| What the exercise asks |
Without including any images, repeat the data exactly.

| Data section |
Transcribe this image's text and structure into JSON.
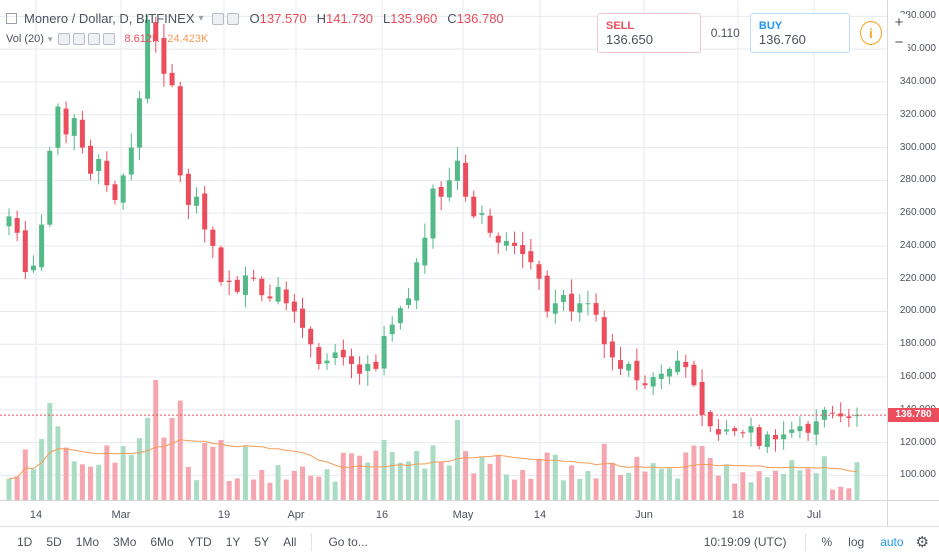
{
  "legend": {
    "symbol": "Monero / Dollar, D, BITFINEX",
    "o_label": "O",
    "o_value": "137.570",
    "h_label": "H",
    "h_value": "141.730",
    "l_label": "L",
    "l_value": "135.960",
    "c_label": "C",
    "c_value": "136.780",
    "vol_label": "Vol (20)",
    "vol_value": "8.612K",
    "vol_ma_value": "24.423K"
  },
  "trade": {
    "sell_label": "SELL",
    "sell_price": "136.650",
    "spread": "0.110",
    "buy_label": "BUY",
    "buy_price": "136.760"
  },
  "price_axis": {
    "ticks": [
      "100.000",
      "120.000",
      "140.000",
      "160.000",
      "180.000",
      "200.000",
      "220.000",
      "240.000",
      "260.000",
      "280.000",
      "300.000",
      "320.000",
      "340.000",
      "360.000",
      "380.000"
    ],
    "current_price": "136.780"
  },
  "time_axis": {
    "labels": [
      "14",
      "Mar",
      "19",
      "Apr",
      "16",
      "May",
      "14",
      "Jun",
      "18",
      "Jul"
    ]
  },
  "bottom_bar": {
    "timeframes": [
      "1D",
      "5D",
      "1Mo",
      "3Mo",
      "6Mo",
      "YTD",
      "1Y",
      "5Y",
      "All"
    ],
    "goto": "Go to...",
    "clock": "10:19:09 (UTC)",
    "percent": "%",
    "log": "log",
    "auto": "auto"
  },
  "colors": {
    "up": "#53b987",
    "down": "#eb4d5c",
    "vol_up": "#a9dcc3",
    "vol_down": "#f5a6ae",
    "ma": "#f79b55",
    "accent": "#2196f3",
    "grid": "#e6e9ef"
  },
  "chart_data": {
    "type": "candlestick",
    "price_range": [
      85,
      390
    ],
    "closes": [
      258,
      248,
      224,
      228,
      253,
      298,
      325,
      308,
      318,
      300,
      284,
      293,
      277,
      268,
      283,
      300,
      330,
      378,
      365,
      345,
      338,
      283,
      265,
      270,
      250,
      240,
      218,
      218,
      212,
      222,
      220,
      210,
      208,
      215,
      205,
      200,
      190,
      180,
      168,
      170,
      175,
      172,
      168,
      162,
      168,
      165,
      185,
      192,
      202,
      208,
      230,
      245,
      275,
      270,
      280,
      292,
      270,
      258,
      260,
      248,
      242,
      243,
      240,
      235,
      230,
      220,
      200,
      205,
      210,
      200,
      205,
      205,
      198,
      180,
      172,
      165,
      168,
      158,
      155,
      160,
      162,
      165,
      170,
      166,
      155,
      137,
      130,
      125,
      128,
      127,
      126,
      130,
      118,
      125,
      122,
      125,
      128,
      130,
      126,
      133,
      140,
      138,
      136,
      135,
      137
    ]
  }
}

| Correct result |
Transcribe this image's text and structure into JSON.
{
  "legend": {
    "symbol": "Monero / Dollar, D, BITFINEX",
    "o_label": "O",
    "o_value": "137.570",
    "h_label": "H",
    "h_value": "141.730",
    "l_label": "L",
    "l_value": "135.960",
    "c_label": "C",
    "c_value": "136.780",
    "vol_label": "Vol (20)",
    "vol_value": "8.612K",
    "vol_ma_value": "24.423K"
  },
  "trade": {
    "sell_label": "SELL",
    "sell_price": "136.650",
    "spread": "0.110",
    "buy_label": "BUY",
    "buy_price": "136.760"
  },
  "price_axis": {
    "ticks": [
      "100.000",
      "120.000",
      "140.000",
      "160.000",
      "180.000",
      "200.000",
      "220.000",
      "240.000",
      "260.000",
      "280.000",
      "300.000",
      "320.000",
      "340.000",
      "360.000",
      "380.000"
    ],
    "current_price": "136.780"
  },
  "time_axis": {
    "labels": [
      "14",
      "Mar",
      "19",
      "Apr",
      "16",
      "May",
      "14",
      "Jun",
      "18",
      "Jul"
    ]
  },
  "bottom_bar": {
    "timeframes": [
      "1D",
      "5D",
      "1Mo",
      "3Mo",
      "6Mo",
      "YTD",
      "1Y",
      "5Y",
      "All"
    ],
    "goto": "Go to...",
    "clock": "10:19:09 (UTC)",
    "percent": "%",
    "log": "log",
    "auto": "auto"
  },
  "colors": {
    "up": "#53b987",
    "down": "#eb4d5c",
    "vol_up": "#a9dcc3",
    "vol_down": "#f5a6ae",
    "ma": "#f79b55",
    "accent": "#2196f3",
    "grid": "#e6e9ef"
  },
  "chart_data": {
    "type": "candlestick",
    "price_range": [
      85,
      390
    ],
    "closes": [
      258,
      248,
      224,
      228,
      253,
      298,
      325,
      308,
      318,
      300,
      284,
      293,
      277,
      268,
      283,
      300,
      330,
      378,
      365,
      345,
      338,
      283,
      265,
      270,
      250,
      240,
      218,
      218,
      212,
      222,
      220,
      210,
      208,
      215,
      205,
      200,
      190,
      180,
      168,
      170,
      175,
      172,
      168,
      162,
      168,
      165,
      185,
      192,
      202,
      208,
      230,
      245,
      275,
      270,
      280,
      292,
      270,
      258,
      260,
      248,
      242,
      243,
      240,
      235,
      230,
      220,
      200,
      205,
      210,
      200,
      205,
      205,
      198,
      180,
      172,
      165,
      168,
      158,
      155,
      160,
      162,
      165,
      170,
      166,
      155,
      137,
      130,
      125,
      128,
      127,
      126,
      130,
      118,
      125,
      122,
      125,
      128,
      130,
      126,
      133,
      140,
      138,
      136,
      135,
      137
    ]
  }
}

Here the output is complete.